[Work to complete]
**a.** In the Sahara Reporters text, how much did the Omidyar Foundation grant to Sahara Reporters?
**b.** Please carry on the Sahara Reporters text from its last sentence.

-------- Given text

In December 2009, Sahara Reporters drew worldwide attention by being the first news source to identify and publish the photo of Umar Farouk Abdulmutallab, known more commonly as the "underwear bomber", who is a suspected terrorist accused of attempting to blow-up Northwest Airlines Flight 253 on Christmas Day by detonating a plastic bomb that exploded in his underwear.

Sahara Reporters has gained a large following both in Nigeria and amongst Nigerians abroad, and reaches over fifteen million people across its social media platforms. Although Sahara Reporters reports from New York are protected by the First Amendment, both Sowore and the organization have received threats from individuals whose illegal activities have been exposed on the Sahara Reporters website, as well as the Nigerian government.

== Funding ==
Sahara Reporters reaches a global audience, with sizable diaspora reach. It is supported through online advertisements, direct advertising and multinational campaigns.

Sahara Reporters was traditionally supported by grants donated by international foundations and non-governmental organizations. It has received support from the Ford Foundation, which donated $175,000 to the organization in the past, and from the Global Information Network. Sahara Reporters has also received a $450,000 grant from the Omidyar Foundation.

Sahara Reporters Media Foundation was awarded $1,300,000 between 2016 and 2019 by MacArthur Foundation.

Since 2006, Sahara Reporters has published over 5,000 reports.

== Recent events ==
The founder and former publisher of Sahara Reporters, Omoyele Sowore was detained by the Nigerian government led by President Muhammadu Buhari ostensibly for planning a mass demonstration against the ills of the government. The demonstration was characterized by the Nigerian government as an attempt to overthrow it, which was denounced by the Robert F. Kennedy Human Rights commission, along with many international bodies.

----------------
-------- Extracted material

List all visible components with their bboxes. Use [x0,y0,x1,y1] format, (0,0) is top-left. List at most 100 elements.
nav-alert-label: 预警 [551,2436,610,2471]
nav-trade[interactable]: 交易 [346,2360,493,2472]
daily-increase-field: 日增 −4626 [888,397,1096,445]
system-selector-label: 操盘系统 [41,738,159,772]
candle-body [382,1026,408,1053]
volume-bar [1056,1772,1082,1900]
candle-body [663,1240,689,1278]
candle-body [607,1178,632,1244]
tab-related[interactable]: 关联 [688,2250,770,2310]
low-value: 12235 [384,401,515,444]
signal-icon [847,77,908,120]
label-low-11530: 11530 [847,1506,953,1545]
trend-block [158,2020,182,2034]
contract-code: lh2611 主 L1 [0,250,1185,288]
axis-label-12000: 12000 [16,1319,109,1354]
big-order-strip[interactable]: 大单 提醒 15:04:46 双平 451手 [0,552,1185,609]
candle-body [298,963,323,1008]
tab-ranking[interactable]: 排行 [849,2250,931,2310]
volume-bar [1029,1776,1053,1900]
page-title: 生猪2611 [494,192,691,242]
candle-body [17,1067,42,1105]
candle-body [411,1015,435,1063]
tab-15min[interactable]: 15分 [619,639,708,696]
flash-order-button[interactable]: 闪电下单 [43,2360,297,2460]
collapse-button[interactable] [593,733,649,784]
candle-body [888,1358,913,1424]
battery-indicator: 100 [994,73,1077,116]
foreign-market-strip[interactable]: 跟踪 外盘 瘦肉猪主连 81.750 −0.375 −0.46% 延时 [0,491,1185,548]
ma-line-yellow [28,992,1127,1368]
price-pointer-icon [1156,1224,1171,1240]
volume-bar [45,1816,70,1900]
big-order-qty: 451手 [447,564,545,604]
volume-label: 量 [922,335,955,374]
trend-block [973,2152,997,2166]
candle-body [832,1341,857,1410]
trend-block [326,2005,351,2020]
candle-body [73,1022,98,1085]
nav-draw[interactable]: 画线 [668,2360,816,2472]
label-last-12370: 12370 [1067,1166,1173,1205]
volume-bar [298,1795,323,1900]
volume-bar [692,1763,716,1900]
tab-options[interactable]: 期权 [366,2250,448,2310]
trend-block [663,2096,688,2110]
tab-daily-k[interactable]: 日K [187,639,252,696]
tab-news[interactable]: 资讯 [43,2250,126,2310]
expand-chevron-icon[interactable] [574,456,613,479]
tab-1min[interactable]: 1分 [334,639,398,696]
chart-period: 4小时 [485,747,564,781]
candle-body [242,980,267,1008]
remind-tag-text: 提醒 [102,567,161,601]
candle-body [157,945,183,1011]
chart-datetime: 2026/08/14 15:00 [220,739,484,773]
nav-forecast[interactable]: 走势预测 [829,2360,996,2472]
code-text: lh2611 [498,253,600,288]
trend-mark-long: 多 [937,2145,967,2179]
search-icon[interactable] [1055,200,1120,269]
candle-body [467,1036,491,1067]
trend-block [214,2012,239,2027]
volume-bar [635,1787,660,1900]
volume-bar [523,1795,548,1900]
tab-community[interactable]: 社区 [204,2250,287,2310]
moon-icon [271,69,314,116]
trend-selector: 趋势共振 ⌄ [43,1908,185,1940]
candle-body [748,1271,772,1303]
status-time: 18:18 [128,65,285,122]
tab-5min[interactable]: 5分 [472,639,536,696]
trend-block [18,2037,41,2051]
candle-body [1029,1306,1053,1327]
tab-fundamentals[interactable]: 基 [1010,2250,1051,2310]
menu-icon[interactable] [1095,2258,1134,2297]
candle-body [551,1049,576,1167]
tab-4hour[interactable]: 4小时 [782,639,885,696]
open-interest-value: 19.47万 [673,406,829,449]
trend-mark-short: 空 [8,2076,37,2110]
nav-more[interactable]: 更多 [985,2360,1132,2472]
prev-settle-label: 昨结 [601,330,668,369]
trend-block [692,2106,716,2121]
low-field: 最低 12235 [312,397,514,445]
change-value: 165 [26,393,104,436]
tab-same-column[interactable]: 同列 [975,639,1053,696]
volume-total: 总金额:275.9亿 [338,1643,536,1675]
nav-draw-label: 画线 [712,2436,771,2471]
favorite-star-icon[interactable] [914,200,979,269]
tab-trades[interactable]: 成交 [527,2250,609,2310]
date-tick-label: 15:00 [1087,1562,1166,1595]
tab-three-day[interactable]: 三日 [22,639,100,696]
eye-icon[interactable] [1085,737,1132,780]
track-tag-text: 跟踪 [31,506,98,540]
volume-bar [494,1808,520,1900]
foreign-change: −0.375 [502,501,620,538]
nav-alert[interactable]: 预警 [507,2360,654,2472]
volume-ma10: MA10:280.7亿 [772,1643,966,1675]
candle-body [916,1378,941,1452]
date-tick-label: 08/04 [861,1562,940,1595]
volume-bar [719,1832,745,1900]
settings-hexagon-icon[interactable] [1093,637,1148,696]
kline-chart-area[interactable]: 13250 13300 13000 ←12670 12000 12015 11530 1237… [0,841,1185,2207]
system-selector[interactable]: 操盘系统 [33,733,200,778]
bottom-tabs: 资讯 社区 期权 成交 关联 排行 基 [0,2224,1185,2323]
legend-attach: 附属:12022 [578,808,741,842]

----------------

[Answers in order]
**a.** $450,000.

**b.**
Department of State Services (DSS) agents arrested Sahara Reporters founder Omoyele Sowore on August 3, 2019. He was charged with treason, cybercrime, and money laundering, including for transfers allegedly made to Sahara Reporters' Nigerian bank account, according to a U.S.-based legal team's submission to the U.N. working group on arbitrary detention. Sowore has been jailed ever since, aside from one overnight release on bail in early December, according to La Keisha Landrum Pierre and media reports.

CPJ has documented Nigerian security forces repeatedly attacking journalists, including those reporting on the August demonstrations or related protests against Sowore's detention. Following the reelection of President Muhammadu Buhari in February, journalists told CPJ they worried that his government would feel less restrained in curbing press freedom.

According to Robert F. Kennedy Human Rights, "Over the course of the last 5 months, the Nigerian authorities have subjected journalist and human rights defender, Omoyele Sowore, to unlawful arrests, arbitrary detention and malicious prosecution due to his attempts to exercise his fundamental rights to freedom of expression and freedom of peaceful assembly. The Nigerian authorities, in particular the DSS, have repeatedly violated Mr. Sowore's due process rights and have proceeded to charge him with a number of serious crimes, including cyberstalking, treason and money laundering -- none of which have any basis in law or in fact. As a result, Mr. Sowore is now threatened with a sentence of life in prison. To date, the government has failed to produce a single shred of evidence of any wrongdoing for these extremely serious charges, instead the authorities solely rely on Mr. Sowore's lawful public statements and actions in their attempt to justify his prolonged arbitrary detention and specious prosecution." Mr. Sowore is set to stand trial for these baseless charges on February 11, 2020.

Sowore is a U.S. permanent resident and resides in Haworth, New Jersey, with his wife Opeyemi Sowore and two children who are all U.S. citizens.